◆ ROWS:
···

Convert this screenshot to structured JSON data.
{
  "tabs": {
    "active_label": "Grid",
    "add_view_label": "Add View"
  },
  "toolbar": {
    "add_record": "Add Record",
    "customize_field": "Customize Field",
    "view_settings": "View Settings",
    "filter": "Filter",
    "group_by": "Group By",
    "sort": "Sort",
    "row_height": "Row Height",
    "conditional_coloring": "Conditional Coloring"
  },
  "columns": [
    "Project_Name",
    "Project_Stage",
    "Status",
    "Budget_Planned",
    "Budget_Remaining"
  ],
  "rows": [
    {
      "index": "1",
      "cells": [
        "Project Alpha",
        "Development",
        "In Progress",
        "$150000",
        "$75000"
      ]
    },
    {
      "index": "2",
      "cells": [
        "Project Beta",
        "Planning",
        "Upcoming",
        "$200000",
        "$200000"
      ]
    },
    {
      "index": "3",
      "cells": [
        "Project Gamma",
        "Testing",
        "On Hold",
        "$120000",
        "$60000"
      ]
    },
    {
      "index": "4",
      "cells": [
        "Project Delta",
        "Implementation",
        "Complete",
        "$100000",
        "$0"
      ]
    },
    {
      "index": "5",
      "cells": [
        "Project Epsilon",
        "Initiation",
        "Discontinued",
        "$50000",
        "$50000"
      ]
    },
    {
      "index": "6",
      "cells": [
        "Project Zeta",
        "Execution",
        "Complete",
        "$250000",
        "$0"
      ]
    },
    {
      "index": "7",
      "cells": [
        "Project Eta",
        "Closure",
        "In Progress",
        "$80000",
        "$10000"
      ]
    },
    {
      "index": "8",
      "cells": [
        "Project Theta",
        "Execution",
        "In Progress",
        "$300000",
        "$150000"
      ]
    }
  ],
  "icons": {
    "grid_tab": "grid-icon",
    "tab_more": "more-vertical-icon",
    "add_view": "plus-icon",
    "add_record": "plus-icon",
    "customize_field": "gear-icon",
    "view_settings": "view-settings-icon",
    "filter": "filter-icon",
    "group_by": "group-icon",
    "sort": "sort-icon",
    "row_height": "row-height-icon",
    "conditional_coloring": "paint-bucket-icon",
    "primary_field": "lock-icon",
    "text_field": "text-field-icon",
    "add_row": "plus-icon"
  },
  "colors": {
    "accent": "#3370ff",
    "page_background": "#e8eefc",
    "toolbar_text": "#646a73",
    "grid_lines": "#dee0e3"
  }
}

···

◆ PROBLEM TO WORK ON:
Copy out each line exactly.

◆ SOLUTION BELOW:
Convert this screenshot to structured JSON data.
{
  "tabs": {
    "active_label": "Grid",
    "add_view_label": "Add View"
  },
  "toolbar": {
    "add_record": "Add Record",
    "customize_field": "Customize Field",
    "view_settings": "View Settings",
    "filter": "Filter",
    "group_by": "Group By",
    "sort": "Sort",
    "row_height": "Row Height",
    "conditional_coloring": "Conditional Coloring"
  },
  "columns": [
    "Project_Name",
    "Project_Stage",
    "Status",
    "Budget_Planned",
    "Budget_Remaining"
  ],
  "rows": [
    {
      "index": "1",
      "cells": [
        "Project Alpha",
        "Development",
        "In Progress",
        "$150000",
        "$75000"
      ]
    },
    {
      "index": "2",
      "cells": [
        "Project Beta",
        "Planning",
        "Upcoming",
        "$200000",
        "$200000"
      ]
    },
    {
      "index": "3",
      "cells": [
        "Project Gamma",
        "Testing",
        "On Hold",
        "$120000",
        "$60000"
      ]
    },
    {
      "index": "4",
      "cells": [
        "Project Delta",
        "Implementation",
        "Complete",
        "$100000",
        "$0"
      ]
    },
    {
      "index": "5",
      "cells": [
        "Project Epsilon",
        "Initiation",
        "Discontinued",
        "$50000",
        "$50000"
      ]
    },
    {
      "index": "6",
      "cells": [
        "Project Zeta",
        "Execution",
        "Complete",
        "$250000",
        "$0"
      ]
    },
    {
      "index": "7",
      "cells": [
        "Project Eta",
        "Closure",
        "In Progress",
        "$80000",
        "$10000"
      ]
    },
    {
      "index": "8",
      "cells": [
        "Project Theta",
        "Execution",
        "In Progress",
        "$300000",
        "$150000"
      ]
    }
  ],
  "icons": {
    "grid_tab": "grid-icon",
    "tab_more": "more-vertical-icon",
    "add_view": "plus-icon",
    "add_record": "plus-icon",
    "customize_field": "gear-icon",
    "view_settings": "view-settings-icon",
    "filter": "filter-icon",
    "group_by": "group-icon",
    "sort": "sort-icon",
    "row_height": "row-height-icon",
    "conditional_coloring": "paint-bucket-icon",
    "primary_field": "lock-icon",
    "text_field": "text-field-icon",
    "add_row": "plus-icon"
  },
  "colors": {
    "accent": "#3370ff",
    "page_background": "#e8eefc",
    "toolbar_text": "#646a73",
    "grid_lines": "#dee0e3"
  }
}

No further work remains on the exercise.